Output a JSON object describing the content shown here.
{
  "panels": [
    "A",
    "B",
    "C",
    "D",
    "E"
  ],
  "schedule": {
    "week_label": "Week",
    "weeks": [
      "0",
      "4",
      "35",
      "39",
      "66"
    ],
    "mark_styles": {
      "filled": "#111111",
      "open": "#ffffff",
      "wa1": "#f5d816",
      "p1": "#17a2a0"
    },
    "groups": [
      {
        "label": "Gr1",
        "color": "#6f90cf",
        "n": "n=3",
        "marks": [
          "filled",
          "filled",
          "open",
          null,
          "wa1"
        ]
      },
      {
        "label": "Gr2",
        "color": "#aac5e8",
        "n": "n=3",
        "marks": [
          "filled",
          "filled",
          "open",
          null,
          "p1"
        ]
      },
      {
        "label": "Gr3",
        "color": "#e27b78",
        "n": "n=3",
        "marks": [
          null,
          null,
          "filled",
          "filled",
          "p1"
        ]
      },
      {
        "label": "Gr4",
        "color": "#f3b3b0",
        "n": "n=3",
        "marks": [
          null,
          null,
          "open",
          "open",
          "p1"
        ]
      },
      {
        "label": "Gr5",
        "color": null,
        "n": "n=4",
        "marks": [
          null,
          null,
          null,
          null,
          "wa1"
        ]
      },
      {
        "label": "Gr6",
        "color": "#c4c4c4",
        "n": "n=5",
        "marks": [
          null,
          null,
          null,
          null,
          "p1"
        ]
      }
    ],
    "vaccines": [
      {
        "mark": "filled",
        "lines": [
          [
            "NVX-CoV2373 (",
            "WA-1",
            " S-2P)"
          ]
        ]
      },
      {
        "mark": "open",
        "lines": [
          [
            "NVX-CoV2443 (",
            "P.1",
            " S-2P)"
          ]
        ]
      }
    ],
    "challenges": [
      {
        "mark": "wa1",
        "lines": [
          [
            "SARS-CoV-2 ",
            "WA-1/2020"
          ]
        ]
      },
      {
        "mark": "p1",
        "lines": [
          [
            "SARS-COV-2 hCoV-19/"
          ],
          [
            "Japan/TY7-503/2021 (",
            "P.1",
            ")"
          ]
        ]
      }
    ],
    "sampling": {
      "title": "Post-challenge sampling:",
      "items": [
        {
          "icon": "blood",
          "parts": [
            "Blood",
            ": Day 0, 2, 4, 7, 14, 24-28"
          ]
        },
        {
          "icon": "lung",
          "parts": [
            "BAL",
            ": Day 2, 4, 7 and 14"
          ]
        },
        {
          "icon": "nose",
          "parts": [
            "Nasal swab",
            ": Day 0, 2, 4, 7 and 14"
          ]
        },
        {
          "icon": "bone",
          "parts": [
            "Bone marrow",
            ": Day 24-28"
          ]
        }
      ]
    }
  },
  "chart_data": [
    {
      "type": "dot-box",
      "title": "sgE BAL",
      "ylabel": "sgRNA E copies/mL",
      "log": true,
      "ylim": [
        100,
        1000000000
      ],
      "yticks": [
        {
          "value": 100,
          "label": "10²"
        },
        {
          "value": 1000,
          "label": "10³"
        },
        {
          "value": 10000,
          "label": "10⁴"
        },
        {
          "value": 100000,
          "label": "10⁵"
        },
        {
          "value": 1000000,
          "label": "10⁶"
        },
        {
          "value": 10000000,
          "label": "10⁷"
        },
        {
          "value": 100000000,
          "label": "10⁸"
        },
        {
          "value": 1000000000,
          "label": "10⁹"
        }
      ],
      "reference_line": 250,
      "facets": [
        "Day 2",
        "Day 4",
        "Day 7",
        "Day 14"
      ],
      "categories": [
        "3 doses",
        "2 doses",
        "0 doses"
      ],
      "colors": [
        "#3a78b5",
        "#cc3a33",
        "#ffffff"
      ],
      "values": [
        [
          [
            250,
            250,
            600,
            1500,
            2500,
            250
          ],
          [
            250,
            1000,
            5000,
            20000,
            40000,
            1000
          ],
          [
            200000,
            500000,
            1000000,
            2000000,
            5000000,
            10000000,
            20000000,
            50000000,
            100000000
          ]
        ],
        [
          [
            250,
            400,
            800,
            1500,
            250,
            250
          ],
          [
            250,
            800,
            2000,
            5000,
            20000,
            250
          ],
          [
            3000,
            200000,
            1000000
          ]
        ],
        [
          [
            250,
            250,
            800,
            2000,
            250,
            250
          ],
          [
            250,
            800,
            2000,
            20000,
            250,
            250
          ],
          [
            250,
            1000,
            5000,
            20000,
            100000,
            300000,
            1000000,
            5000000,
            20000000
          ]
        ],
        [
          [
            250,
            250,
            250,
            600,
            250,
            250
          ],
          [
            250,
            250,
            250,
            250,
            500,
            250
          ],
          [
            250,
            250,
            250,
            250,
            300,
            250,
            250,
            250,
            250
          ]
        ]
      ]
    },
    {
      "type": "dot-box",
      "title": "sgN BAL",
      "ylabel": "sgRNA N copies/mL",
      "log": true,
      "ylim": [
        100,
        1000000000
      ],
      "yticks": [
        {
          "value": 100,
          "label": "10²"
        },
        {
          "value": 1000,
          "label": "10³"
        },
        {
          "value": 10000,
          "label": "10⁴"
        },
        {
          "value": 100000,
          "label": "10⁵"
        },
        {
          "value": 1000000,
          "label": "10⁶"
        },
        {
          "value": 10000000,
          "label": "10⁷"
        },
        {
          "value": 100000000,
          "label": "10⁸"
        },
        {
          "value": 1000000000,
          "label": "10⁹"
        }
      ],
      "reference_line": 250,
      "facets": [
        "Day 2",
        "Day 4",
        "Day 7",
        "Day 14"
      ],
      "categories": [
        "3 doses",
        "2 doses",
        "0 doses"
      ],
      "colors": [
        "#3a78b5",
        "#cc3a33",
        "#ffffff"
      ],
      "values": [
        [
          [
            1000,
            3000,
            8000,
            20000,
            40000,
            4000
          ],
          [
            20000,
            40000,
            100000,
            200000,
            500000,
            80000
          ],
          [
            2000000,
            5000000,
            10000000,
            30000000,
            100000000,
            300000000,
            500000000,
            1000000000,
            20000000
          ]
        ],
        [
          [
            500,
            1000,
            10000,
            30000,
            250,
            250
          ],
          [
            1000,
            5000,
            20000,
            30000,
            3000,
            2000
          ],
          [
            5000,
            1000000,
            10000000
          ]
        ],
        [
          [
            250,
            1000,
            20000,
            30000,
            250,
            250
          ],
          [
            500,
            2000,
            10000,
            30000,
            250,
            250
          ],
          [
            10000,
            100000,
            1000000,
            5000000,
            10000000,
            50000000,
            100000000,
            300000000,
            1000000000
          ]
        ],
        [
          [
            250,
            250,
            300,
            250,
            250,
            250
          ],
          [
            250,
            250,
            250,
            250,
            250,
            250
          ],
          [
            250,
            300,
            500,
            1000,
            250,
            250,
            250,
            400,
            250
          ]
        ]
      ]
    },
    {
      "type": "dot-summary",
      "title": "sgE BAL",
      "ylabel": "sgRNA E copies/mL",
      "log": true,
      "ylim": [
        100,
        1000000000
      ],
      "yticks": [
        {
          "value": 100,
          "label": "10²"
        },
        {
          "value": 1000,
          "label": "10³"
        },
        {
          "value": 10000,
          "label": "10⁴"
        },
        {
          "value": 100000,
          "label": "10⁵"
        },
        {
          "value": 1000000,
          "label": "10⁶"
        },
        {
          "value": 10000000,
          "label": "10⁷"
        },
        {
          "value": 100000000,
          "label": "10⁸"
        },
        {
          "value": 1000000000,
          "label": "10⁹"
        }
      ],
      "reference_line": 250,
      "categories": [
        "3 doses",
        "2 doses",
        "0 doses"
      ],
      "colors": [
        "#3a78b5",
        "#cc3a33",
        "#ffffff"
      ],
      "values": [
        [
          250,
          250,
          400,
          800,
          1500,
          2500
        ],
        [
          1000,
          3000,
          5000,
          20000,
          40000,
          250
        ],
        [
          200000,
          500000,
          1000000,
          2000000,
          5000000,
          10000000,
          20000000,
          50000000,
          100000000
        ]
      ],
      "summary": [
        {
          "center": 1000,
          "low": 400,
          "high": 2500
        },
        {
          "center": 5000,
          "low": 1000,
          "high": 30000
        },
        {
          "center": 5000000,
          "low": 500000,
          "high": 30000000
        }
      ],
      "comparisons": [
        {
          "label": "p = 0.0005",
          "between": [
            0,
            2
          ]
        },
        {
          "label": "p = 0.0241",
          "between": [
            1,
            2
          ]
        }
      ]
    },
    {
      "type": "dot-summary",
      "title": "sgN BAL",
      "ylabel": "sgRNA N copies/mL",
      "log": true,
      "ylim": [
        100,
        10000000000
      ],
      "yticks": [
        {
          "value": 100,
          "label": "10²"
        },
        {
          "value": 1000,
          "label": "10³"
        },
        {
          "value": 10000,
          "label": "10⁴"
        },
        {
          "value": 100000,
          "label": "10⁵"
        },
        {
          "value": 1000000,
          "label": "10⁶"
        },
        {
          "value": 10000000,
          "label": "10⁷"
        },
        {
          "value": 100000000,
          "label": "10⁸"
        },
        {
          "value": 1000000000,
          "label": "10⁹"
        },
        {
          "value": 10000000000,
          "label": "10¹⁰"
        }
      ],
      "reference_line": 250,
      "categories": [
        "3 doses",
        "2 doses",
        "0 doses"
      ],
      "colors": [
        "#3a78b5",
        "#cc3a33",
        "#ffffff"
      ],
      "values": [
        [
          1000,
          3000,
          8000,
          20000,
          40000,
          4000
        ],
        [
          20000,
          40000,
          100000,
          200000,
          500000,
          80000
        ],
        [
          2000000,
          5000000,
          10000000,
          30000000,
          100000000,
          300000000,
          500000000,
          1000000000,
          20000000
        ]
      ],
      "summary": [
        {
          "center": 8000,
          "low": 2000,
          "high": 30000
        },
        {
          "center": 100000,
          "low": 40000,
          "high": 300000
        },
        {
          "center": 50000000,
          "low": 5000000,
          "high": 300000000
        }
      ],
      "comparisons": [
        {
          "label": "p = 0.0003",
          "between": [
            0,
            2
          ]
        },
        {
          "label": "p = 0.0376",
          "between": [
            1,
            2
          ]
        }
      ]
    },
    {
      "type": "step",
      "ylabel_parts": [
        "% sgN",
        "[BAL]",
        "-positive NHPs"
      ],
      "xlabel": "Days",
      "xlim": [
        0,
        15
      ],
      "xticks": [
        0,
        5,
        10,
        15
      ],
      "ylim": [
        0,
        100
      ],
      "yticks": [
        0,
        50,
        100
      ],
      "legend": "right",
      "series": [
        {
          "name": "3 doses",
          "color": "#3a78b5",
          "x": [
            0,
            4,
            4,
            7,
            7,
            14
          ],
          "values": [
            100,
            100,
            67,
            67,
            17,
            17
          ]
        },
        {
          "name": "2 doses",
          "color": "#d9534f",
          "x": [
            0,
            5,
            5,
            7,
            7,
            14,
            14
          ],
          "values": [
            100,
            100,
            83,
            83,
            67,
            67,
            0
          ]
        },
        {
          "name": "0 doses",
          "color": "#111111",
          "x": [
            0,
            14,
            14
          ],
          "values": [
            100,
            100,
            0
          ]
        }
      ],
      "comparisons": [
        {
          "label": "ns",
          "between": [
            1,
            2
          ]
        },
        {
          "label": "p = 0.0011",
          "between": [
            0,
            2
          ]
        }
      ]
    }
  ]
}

**GIVEN TASK:** Which lines contain "icon"? Copy each of them.

**WRITTEN ANSWER:**
          "icon": "blood",
          "icon": "lung",
          "icon": "nose",
          "icon": "bone",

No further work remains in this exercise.